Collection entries
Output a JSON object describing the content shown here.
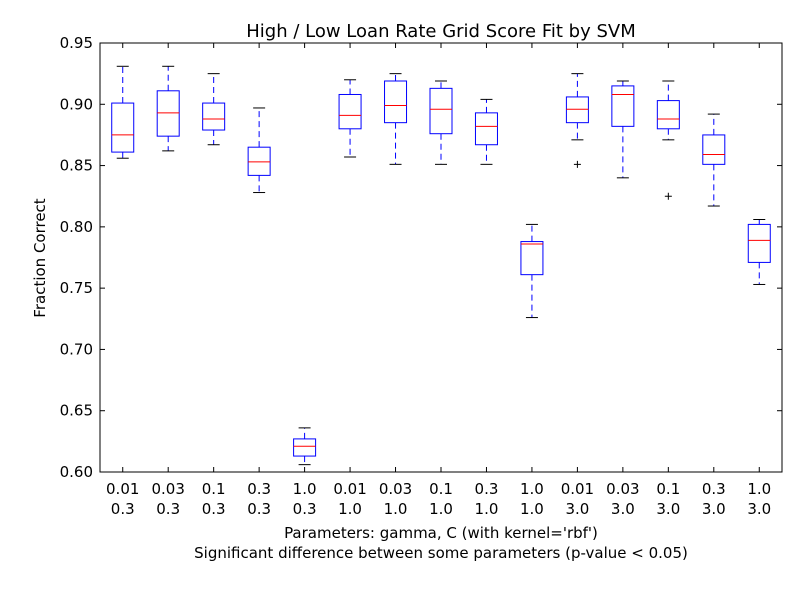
{
  "chart_data": {
    "type": "box",
    "title": "High / Low Loan Rate Grid Score Fit by SVM",
    "xlabel": "Parameters: gamma, C (with kernel='rbf')",
    "note": "Significant difference between some parameters (p-value < 0.05)",
    "ylabel": "Fraction Correct",
    "ylim": [
      0.6,
      0.95
    ],
    "yticks": [
      "0.60",
      "0.65",
      "0.70",
      "0.75",
      "0.80",
      "0.85",
      "0.90",
      "0.95"
    ],
    "colors": {
      "box": "#0000ff",
      "median": "#ff0000",
      "flier": "#000000"
    },
    "categories": [
      {
        "gamma": "0.01",
        "C": "0.3",
        "whislo": 0.856,
        "q1": 0.861,
        "med": 0.875,
        "q3": 0.901,
        "whishi": 0.931,
        "fliers": []
      },
      {
        "gamma": "0.03",
        "C": "0.3",
        "whislo": 0.862,
        "q1": 0.874,
        "med": 0.893,
        "q3": 0.911,
        "whishi": 0.931,
        "fliers": []
      },
      {
        "gamma": "0.1",
        "C": "0.3",
        "whislo": 0.867,
        "q1": 0.879,
        "med": 0.888,
        "q3": 0.901,
        "whishi": 0.925,
        "fliers": []
      },
      {
        "gamma": "0.3",
        "C": "0.3",
        "whislo": 0.828,
        "q1": 0.842,
        "med": 0.853,
        "q3": 0.865,
        "whishi": 0.897,
        "fliers": []
      },
      {
        "gamma": "1.0",
        "C": "0.3",
        "whislo": 0.606,
        "q1": 0.613,
        "med": 0.621,
        "q3": 0.627,
        "whishi": 0.636,
        "fliers": []
      },
      {
        "gamma": "0.01",
        "C": "1.0",
        "whislo": 0.857,
        "q1": 0.88,
        "med": 0.891,
        "q3": 0.908,
        "whishi": 0.92,
        "fliers": []
      },
      {
        "gamma": "0.03",
        "C": "1.0",
        "whislo": 0.851,
        "q1": 0.885,
        "med": 0.899,
        "q3": 0.919,
        "whishi": 0.925,
        "fliers": []
      },
      {
        "gamma": "0.1",
        "C": "1.0",
        "whislo": 0.851,
        "q1": 0.876,
        "med": 0.896,
        "q3": 0.913,
        "whishi": 0.919,
        "fliers": []
      },
      {
        "gamma": "0.3",
        "C": "1.0",
        "whislo": 0.851,
        "q1": 0.867,
        "med": 0.882,
        "q3": 0.893,
        "whishi": 0.904,
        "fliers": []
      },
      {
        "gamma": "1.0",
        "C": "1.0",
        "whislo": 0.726,
        "q1": 0.761,
        "med": 0.786,
        "q3": 0.788,
        "whishi": 0.802,
        "fliers": []
      },
      {
        "gamma": "0.01",
        "C": "3.0",
        "whislo": 0.871,
        "q1": 0.885,
        "med": 0.896,
        "q3": 0.906,
        "whishi": 0.925,
        "fliers": [
          0.851
        ]
      },
      {
        "gamma": "0.03",
        "C": "3.0",
        "whislo": 0.84,
        "q1": 0.882,
        "med": 0.908,
        "q3": 0.915,
        "whishi": 0.919,
        "fliers": []
      },
      {
        "gamma": "0.1",
        "C": "3.0",
        "whislo": 0.871,
        "q1": 0.88,
        "med": 0.888,
        "q3": 0.903,
        "whishi": 0.919,
        "fliers": [
          0.825
        ]
      },
      {
        "gamma": "0.3",
        "C": "3.0",
        "whislo": 0.817,
        "q1": 0.851,
        "med": 0.859,
        "q3": 0.875,
        "whishi": 0.892,
        "fliers": []
      },
      {
        "gamma": "1.0",
        "C": "3.0",
        "whislo": 0.753,
        "q1": 0.771,
        "med": 0.789,
        "q3": 0.802,
        "whishi": 0.806,
        "fliers": []
      }
    ]
  }
}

Stated exercise: Exactly as written, return every line of the listing, but not the pictures.

The solution:
Output a JSON object describing the content shown here.
{
  "chart_data": {
    "type": "box",
    "title": "High / Low Loan Rate Grid Score Fit by SVM",
    "xlabel": "Parameters: gamma, C (with kernel='rbf')",
    "note": "Significant difference between some parameters (p-value < 0.05)",
    "ylabel": "Fraction Correct",
    "ylim": [
      0.6,
      0.95
    ],
    "yticks": [
      "0.60",
      "0.65",
      "0.70",
      "0.75",
      "0.80",
      "0.85",
      "0.90",
      "0.95"
    ],
    "colors": {
      "box": "#0000ff",
      "median": "#ff0000",
      "flier": "#000000"
    },
    "categories": [
      {
        "gamma": "0.01",
        "C": "0.3",
        "whislo": 0.856,
        "q1": 0.861,
        "med": 0.875,
        "q3": 0.901,
        "whishi": 0.931,
        "fliers": []
      },
      {
        "gamma": "0.03",
        "C": "0.3",
        "whislo": 0.862,
        "q1": 0.874,
        "med": 0.893,
        "q3": 0.911,
        "whishi": 0.931,
        "fliers": []
      },
      {
        "gamma": "0.1",
        "C": "0.3",
        "whislo": 0.867,
        "q1": 0.879,
        "med": 0.888,
        "q3": 0.901,
        "whishi": 0.925,
        "fliers": []
      },
      {
        "gamma": "0.3",
        "C": "0.3",
        "whislo": 0.828,
        "q1": 0.842,
        "med": 0.853,
        "q3": 0.865,
        "whishi": 0.897,
        "fliers": []
      },
      {
        "gamma": "1.0",
        "C": "0.3",
        "whislo": 0.606,
        "q1": 0.613,
        "med": 0.621,
        "q3": 0.627,
        "whishi": 0.636,
        "fliers": []
      },
      {
        "gamma": "0.01",
        "C": "1.0",
        "whislo": 0.857,
        "q1": 0.88,
        "med": 0.891,
        "q3": 0.908,
        "whishi": 0.92,
        "fliers": []
      },
      {
        "gamma": "0.03",
        "C": "1.0",
        "whislo": 0.851,
        "q1": 0.885,
        "med": 0.899,
        "q3": 0.919,
        "whishi": 0.925,
        "fliers": []
      },
      {
        "gamma": "0.1",
        "C": "1.0",
        "whislo": 0.851,
        "q1": 0.876,
        "med": 0.896,
        "q3": 0.913,
        "whishi": 0.919,
        "fliers": []
      },
      {
        "gamma": "0.3",
        "C": "1.0",
        "whislo": 0.851,
        "q1": 0.867,
        "med": 0.882,
        "q3": 0.893,
        "whishi": 0.904,
        "fliers": []
      },
      {
        "gamma": "1.0",
        "C": "1.0",
        "whislo": 0.726,
        "q1": 0.761,
        "med": 0.786,
        "q3": 0.788,
        "whishi": 0.802,
        "fliers": []
      },
      {
        "gamma": "0.01",
        "C": "3.0",
        "whislo": 0.871,
        "q1": 0.885,
        "med": 0.896,
        "q3": 0.906,
        "whishi": 0.925,
        "fliers": [
          0.851
        ]
      },
      {
        "gamma": "0.03",
        "C": "3.0",
        "whislo": 0.84,
        "q1": 0.882,
        "med": 0.908,
        "q3": 0.915,
        "whishi": 0.919,
        "fliers": []
      },
      {
        "gamma": "0.1",
        "C": "3.0",
        "whislo": 0.871,
        "q1": 0.88,
        "med": 0.888,
        "q3": 0.903,
        "whishi": 0.919,
        "fliers": [
          0.825
        ]
      },
      {
        "gamma": "0.3",
        "C": "3.0",
        "whislo": 0.817,
        "q1": 0.851,
        "med": 0.859,
        "q3": 0.875,
        "whishi": 0.892,
        "fliers": []
      },
      {
        "gamma": "1.0",
        "C": "3.0",
        "whislo": 0.753,
        "q1": 0.771,
        "med": 0.789,
        "q3": 0.802,
        "whishi": 0.806,
        "fliers": []
      }
    ]
  }
}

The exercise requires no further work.